Source data
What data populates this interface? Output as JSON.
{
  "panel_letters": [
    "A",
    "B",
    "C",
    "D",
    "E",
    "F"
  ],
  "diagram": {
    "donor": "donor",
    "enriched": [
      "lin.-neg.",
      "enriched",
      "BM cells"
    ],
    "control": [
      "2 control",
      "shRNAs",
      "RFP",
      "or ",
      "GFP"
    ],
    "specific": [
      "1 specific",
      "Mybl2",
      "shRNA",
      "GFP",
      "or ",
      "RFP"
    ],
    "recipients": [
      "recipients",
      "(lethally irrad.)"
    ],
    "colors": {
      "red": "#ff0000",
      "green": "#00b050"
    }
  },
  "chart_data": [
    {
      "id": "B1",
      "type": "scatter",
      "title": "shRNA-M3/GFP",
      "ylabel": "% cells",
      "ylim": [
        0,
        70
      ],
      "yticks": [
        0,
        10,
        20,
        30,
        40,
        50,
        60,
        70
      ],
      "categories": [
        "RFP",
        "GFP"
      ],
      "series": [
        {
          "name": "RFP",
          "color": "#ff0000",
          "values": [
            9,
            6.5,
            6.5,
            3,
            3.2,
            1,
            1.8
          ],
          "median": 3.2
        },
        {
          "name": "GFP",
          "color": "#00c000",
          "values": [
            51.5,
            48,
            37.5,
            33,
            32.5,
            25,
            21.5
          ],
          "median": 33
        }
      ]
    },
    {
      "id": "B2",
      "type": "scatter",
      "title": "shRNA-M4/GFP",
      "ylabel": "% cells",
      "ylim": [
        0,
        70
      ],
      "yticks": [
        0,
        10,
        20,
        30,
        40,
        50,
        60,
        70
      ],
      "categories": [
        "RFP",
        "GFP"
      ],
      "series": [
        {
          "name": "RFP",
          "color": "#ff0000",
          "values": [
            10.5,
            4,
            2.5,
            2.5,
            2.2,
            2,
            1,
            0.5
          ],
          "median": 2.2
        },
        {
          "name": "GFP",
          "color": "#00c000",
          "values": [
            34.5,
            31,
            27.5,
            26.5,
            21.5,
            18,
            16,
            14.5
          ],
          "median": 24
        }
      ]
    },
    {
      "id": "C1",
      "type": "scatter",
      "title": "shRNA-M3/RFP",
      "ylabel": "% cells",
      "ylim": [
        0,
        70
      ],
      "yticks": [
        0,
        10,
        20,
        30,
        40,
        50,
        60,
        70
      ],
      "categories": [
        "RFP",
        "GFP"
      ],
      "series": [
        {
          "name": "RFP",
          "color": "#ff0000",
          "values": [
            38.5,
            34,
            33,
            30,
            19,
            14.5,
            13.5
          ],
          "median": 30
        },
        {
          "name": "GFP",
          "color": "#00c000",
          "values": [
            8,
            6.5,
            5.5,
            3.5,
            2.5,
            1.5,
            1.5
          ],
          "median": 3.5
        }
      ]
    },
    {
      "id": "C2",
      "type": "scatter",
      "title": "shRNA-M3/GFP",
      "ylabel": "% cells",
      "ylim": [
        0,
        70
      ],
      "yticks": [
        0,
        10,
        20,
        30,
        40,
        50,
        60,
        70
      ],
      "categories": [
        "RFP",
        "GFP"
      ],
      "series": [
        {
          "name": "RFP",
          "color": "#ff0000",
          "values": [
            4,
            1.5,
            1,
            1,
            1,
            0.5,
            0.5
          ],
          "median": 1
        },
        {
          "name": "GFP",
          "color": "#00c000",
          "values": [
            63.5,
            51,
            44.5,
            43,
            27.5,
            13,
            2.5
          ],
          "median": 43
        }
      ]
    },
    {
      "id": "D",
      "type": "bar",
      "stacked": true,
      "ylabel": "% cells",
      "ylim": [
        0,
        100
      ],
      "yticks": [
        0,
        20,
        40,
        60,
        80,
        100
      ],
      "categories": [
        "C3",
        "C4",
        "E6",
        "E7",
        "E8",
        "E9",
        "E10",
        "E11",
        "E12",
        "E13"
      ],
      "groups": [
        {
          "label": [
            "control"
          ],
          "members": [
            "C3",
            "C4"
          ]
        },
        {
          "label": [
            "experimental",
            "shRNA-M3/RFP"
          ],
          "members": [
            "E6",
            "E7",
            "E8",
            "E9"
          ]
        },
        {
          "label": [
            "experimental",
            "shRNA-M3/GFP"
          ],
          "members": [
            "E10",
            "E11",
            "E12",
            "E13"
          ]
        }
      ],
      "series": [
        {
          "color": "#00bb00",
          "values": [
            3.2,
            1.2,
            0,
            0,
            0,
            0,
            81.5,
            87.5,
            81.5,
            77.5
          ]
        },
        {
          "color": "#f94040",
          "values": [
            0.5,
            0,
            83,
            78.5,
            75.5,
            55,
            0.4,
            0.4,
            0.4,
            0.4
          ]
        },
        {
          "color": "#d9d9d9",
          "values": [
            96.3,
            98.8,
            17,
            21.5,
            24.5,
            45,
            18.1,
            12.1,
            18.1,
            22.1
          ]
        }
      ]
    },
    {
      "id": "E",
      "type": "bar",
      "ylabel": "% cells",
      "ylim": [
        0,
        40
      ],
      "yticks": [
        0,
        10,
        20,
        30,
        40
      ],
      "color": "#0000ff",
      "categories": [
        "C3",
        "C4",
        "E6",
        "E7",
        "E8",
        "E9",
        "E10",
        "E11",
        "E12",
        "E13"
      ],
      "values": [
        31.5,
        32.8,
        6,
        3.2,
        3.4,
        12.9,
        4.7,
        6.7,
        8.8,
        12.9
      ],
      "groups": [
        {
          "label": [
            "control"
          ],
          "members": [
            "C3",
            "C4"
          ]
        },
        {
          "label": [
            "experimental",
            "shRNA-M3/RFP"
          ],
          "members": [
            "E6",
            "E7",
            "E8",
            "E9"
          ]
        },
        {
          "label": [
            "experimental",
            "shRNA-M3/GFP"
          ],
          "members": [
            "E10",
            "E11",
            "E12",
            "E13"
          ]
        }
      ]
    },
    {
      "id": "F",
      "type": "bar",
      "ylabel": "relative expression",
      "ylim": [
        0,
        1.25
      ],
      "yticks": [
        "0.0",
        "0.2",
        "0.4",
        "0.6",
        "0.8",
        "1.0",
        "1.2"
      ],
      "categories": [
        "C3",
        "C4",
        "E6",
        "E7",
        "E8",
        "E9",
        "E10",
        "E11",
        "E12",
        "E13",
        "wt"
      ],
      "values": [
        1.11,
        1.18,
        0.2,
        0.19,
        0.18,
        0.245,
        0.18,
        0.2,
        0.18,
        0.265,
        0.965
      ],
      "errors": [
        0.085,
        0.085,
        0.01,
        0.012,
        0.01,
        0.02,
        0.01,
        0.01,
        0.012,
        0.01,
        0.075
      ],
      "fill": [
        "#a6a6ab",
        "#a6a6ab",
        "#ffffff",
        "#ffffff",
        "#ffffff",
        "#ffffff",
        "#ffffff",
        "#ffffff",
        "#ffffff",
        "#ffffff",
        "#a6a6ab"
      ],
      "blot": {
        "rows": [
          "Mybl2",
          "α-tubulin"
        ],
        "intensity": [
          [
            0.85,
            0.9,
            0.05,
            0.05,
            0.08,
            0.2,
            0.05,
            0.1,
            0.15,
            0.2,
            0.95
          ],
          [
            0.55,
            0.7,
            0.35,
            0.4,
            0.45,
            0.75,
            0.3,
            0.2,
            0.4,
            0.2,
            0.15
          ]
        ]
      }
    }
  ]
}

Required work
A bare number is the whole answer: the tally of lines in the listing above that include "median".

Answer to this exercise
8